> Element position data
_____

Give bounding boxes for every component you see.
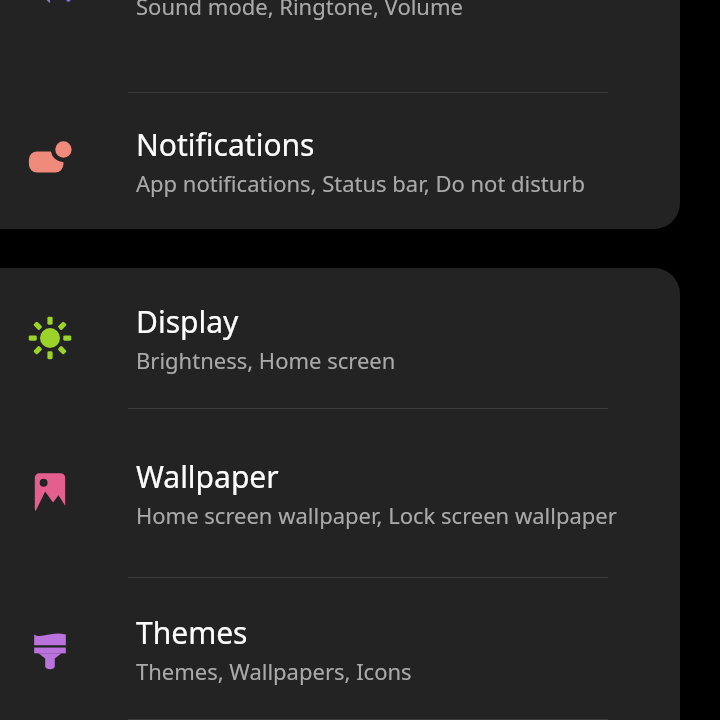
staticText: Display: [136, 301, 239, 342]
button[interactable]: Themes: [0, 578, 680, 719]
button[interactable]: Sounds and Vibration: [0, 0, 680, 92]
button[interactable]: Display: [0, 268, 680, 408]
staticText: Themes, Wallpapers, Icons: [136, 656, 412, 686]
button[interactable]: Wallpaper: [0, 409, 680, 577]
staticText: Brightness, Home screen: [136, 345, 396, 375]
staticText: Sound mode, Ringtone, Volume: [136, 0, 463, 21]
staticText: App notifications, Status bar, Do not di…: [136, 168, 585, 198]
staticText: Notifications: [136, 124, 315, 165]
staticText: Themes: [136, 612, 248, 653]
staticText: Home screen wallpaper, Lock screen wallp…: [136, 500, 617, 530]
button[interactable]: Notifications: [0, 93, 680, 229]
staticText: Wallpaper: [136, 456, 279, 497]
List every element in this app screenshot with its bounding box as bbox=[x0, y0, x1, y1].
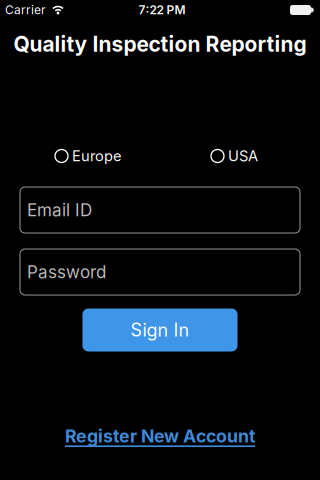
staticText: Carrier bbox=[5, 3, 46, 17]
button[interactable]: Email ID bbox=[20, 187, 300, 233]
staticText: Password bbox=[27, 262, 106, 282]
staticText: Quality Inspection Reporting bbox=[14, 31, 306, 57]
staticText: 7:22 PM bbox=[138, 3, 186, 17]
button[interactable]: Sign In bbox=[82, 308, 238, 352]
button[interactable]: Europe bbox=[55, 147, 122, 165]
staticText: Email ID bbox=[27, 200, 92, 220]
button[interactable]: Password bbox=[20, 249, 300, 295]
button[interactable]: Register New Account bbox=[65, 426, 255, 447]
staticText: Sign In bbox=[130, 319, 190, 341]
button[interactable]: USA bbox=[211, 147, 258, 165]
staticText: Europe bbox=[72, 147, 122, 165]
staticText: Register New Account bbox=[65, 426, 255, 447]
staticText: USA bbox=[228, 147, 258, 165]
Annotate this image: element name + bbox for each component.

_____

> TASK PROMPT
Find each line in the material above that contains the word "this", and copy those lines in full.

> ANSWER
List every element in this app screenshot with its bounding box as bbox=[x0, y0, x1, y1].
Annotate this image: element name + bbox for each component.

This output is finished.